— START Material shown —
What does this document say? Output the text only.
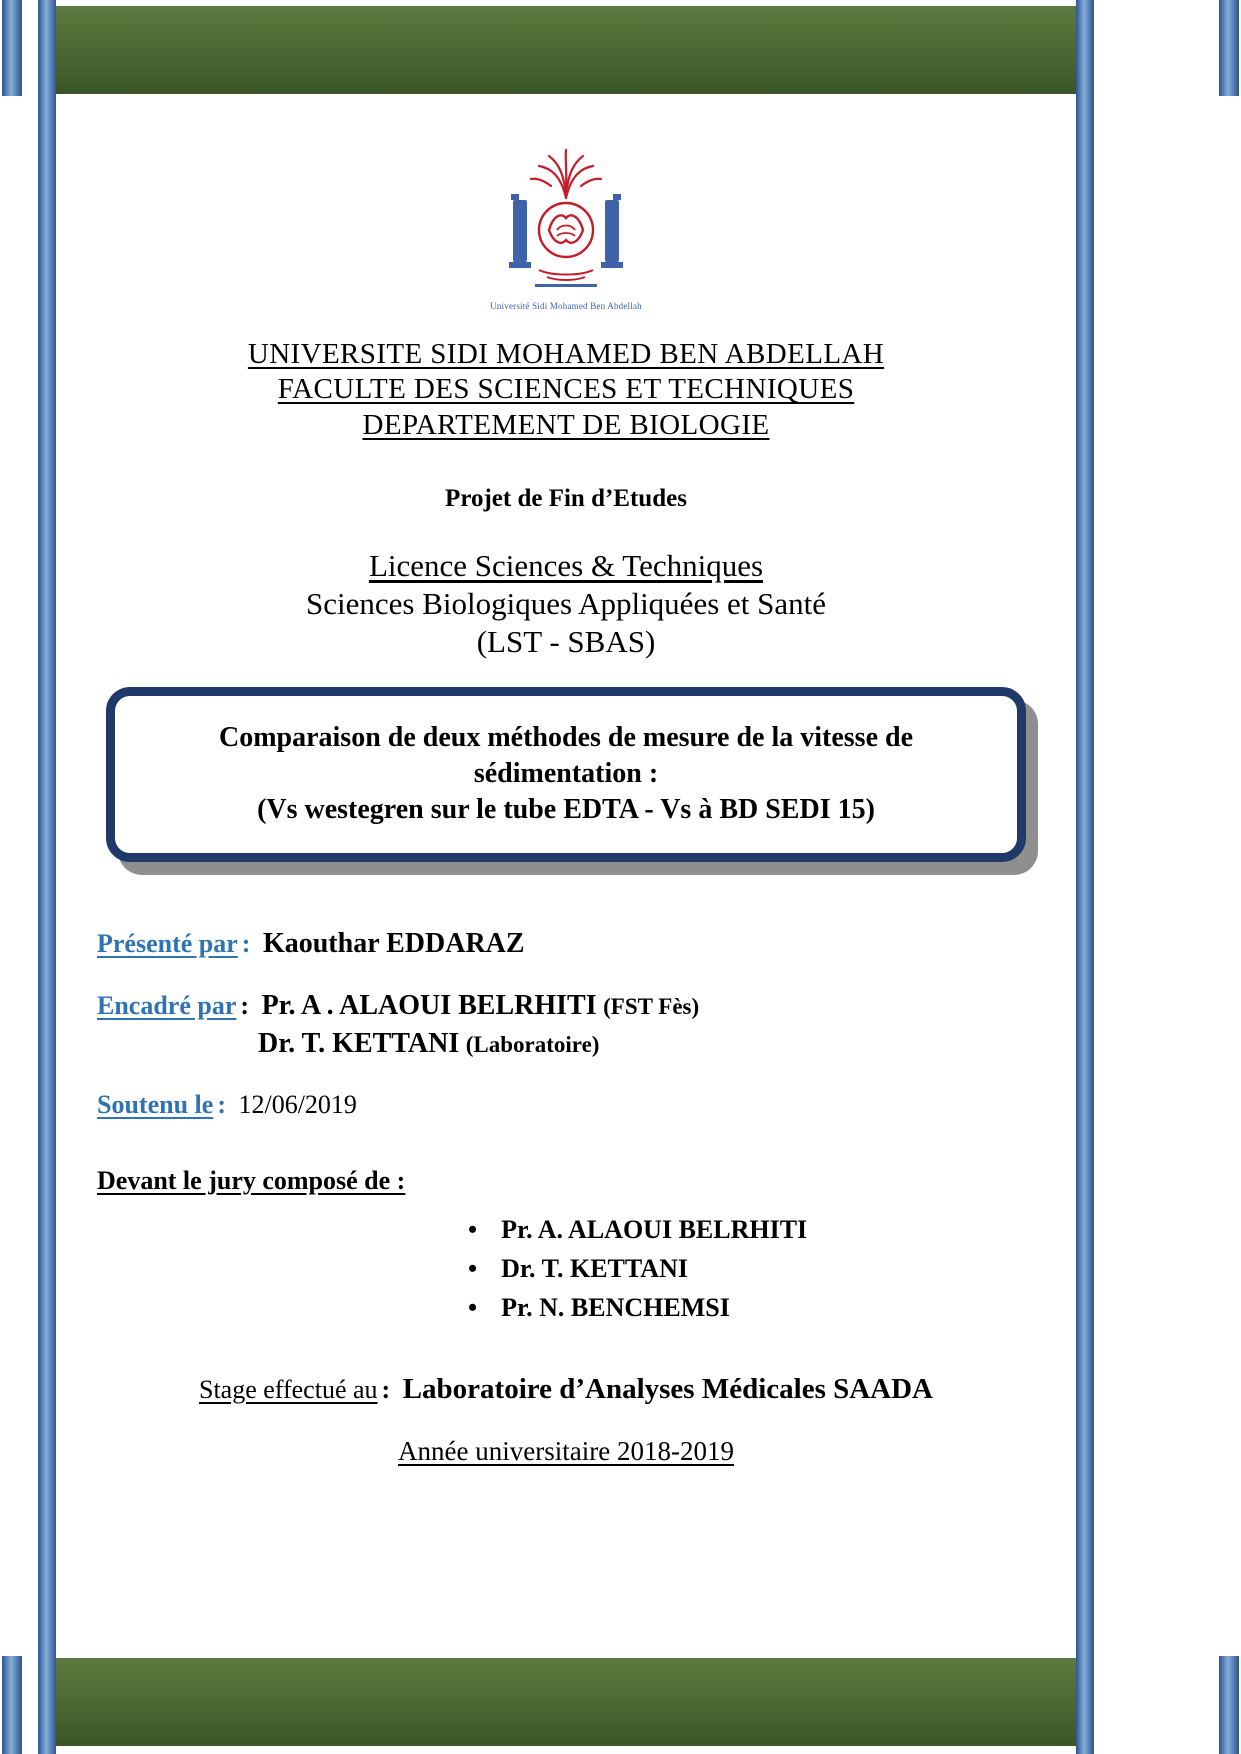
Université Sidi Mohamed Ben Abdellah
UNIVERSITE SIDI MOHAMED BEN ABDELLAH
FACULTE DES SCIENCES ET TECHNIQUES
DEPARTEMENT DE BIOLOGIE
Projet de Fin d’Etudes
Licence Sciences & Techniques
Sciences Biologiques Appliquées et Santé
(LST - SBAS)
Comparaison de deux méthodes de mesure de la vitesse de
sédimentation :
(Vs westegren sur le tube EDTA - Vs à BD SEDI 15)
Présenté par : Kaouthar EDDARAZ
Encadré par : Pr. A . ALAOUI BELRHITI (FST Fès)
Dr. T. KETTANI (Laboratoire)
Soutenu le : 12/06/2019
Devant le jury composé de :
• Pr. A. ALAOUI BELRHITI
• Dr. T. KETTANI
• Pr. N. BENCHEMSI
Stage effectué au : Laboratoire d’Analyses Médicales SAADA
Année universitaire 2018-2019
— END Material shown —
— START Material shown —
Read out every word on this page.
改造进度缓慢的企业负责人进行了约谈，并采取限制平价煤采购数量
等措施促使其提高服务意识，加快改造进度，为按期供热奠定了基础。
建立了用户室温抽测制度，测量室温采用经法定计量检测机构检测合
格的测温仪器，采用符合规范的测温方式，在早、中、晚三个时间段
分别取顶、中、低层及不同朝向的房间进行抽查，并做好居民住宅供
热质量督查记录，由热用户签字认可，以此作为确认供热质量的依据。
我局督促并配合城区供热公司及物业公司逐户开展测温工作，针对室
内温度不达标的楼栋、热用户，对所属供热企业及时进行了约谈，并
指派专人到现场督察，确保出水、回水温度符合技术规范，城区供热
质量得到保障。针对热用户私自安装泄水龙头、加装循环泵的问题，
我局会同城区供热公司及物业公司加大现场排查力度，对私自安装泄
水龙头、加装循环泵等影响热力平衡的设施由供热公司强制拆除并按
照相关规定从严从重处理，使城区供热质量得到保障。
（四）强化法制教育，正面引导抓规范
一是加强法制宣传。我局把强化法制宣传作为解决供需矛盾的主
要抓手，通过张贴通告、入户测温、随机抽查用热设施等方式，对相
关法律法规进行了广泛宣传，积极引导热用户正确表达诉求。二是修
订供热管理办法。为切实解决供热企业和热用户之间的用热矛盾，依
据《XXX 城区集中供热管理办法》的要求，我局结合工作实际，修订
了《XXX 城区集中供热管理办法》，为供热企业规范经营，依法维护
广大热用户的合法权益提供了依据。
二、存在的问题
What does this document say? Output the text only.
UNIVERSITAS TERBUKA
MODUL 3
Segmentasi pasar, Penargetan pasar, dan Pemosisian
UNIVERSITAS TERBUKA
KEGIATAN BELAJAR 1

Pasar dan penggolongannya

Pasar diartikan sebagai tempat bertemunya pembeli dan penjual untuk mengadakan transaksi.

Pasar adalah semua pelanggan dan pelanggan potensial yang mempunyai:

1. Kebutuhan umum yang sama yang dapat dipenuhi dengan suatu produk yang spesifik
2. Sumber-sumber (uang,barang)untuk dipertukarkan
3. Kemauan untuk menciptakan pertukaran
— END Material shown —
Lines containing the word "ALAOUI" must all be returned from the material above.

• _Completed task_:
Encadré par : Pr. A . ALAOUI BELRHITI (FST Fès)
• Pr. A. ALAOUI BELRHITI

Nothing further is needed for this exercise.